The request:
An exact copy of all the data is required, with pictures left out.

Raw data:
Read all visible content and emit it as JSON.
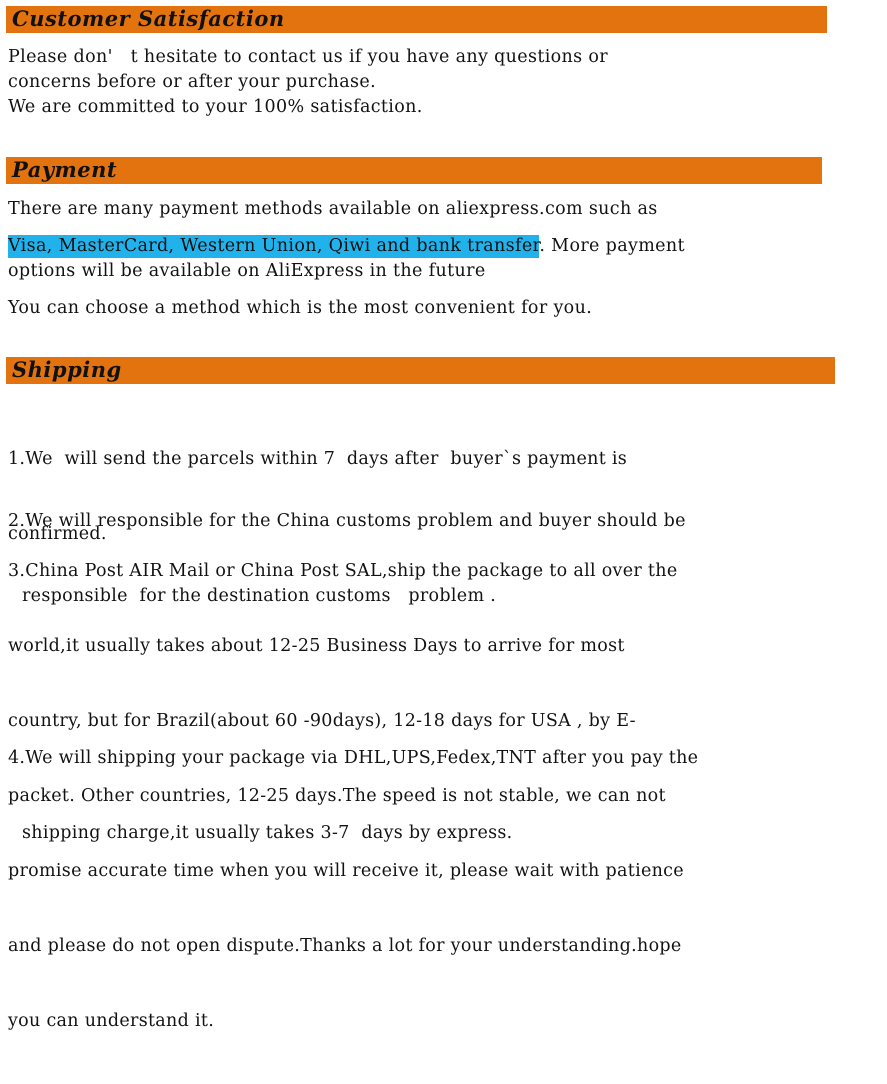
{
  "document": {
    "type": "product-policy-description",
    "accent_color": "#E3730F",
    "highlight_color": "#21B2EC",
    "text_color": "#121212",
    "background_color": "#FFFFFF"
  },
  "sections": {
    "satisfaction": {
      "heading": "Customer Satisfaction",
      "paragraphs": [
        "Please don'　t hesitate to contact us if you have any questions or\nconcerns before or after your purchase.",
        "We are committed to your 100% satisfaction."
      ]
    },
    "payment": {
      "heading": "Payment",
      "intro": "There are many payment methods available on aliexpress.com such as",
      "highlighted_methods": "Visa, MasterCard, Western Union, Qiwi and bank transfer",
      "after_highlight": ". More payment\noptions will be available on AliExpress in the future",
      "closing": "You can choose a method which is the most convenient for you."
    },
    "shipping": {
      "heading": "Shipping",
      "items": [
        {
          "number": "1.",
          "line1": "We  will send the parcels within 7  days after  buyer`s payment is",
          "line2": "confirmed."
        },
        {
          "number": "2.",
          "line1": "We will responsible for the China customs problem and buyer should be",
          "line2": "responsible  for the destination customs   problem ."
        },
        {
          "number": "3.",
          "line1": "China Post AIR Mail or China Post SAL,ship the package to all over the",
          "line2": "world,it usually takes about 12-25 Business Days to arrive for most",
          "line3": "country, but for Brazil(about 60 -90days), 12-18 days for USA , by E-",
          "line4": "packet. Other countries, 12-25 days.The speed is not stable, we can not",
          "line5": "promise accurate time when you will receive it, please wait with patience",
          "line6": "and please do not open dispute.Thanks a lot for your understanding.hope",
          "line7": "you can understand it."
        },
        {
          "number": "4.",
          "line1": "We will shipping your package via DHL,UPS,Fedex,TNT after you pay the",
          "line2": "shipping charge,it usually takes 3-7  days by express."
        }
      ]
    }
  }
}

Exercise solution:
Read all visible content and emit it as JSON.
{
  "document": {
    "type": "product-policy-description",
    "accent_color": "#E3730F",
    "highlight_color": "#21B2EC",
    "text_color": "#121212",
    "background_color": "#FFFFFF"
  },
  "sections": {
    "satisfaction": {
      "heading": "Customer Satisfaction",
      "paragraphs": [
        "Please don'　t hesitate to contact us if you have any questions or\nconcerns before or after your purchase.",
        "We are committed to your 100% satisfaction."
      ]
    },
    "payment": {
      "heading": "Payment",
      "intro": "There are many payment methods available on aliexpress.com such as",
      "highlighted_methods": "Visa, MasterCard, Western Union, Qiwi and bank transfer",
      "after_highlight": ". More payment\noptions will be available on AliExpress in the future",
      "closing": "You can choose a method which is the most convenient for you."
    },
    "shipping": {
      "heading": "Shipping",
      "items": [
        {
          "number": "1.",
          "line1": "We  will send the parcels within 7  days after  buyer`s payment is",
          "line2": "confirmed."
        },
        {
          "number": "2.",
          "line1": "We will responsible for the China customs problem and buyer should be",
          "line2": "responsible  for the destination customs   problem ."
        },
        {
          "number": "3.",
          "line1": "China Post AIR Mail or China Post SAL,ship the package to all over the",
          "line2": "world,it usually takes about 12-25 Business Days to arrive for most",
          "line3": "country, but for Brazil(about 60 -90days), 12-18 days for USA , by E-",
          "line4": "packet. Other countries, 12-25 days.The speed is not stable, we can not",
          "line5": "promise accurate time when you will receive it, please wait with patience",
          "line6": "and please do not open dispute.Thanks a lot for your understanding.hope",
          "line7": "you can understand it."
        },
        {
          "number": "4.",
          "line1": "We will shipping your package via DHL,UPS,Fedex,TNT after you pay the",
          "line2": "shipping charge,it usually takes 3-7  days by express."
        }
      ]
    }
  }
}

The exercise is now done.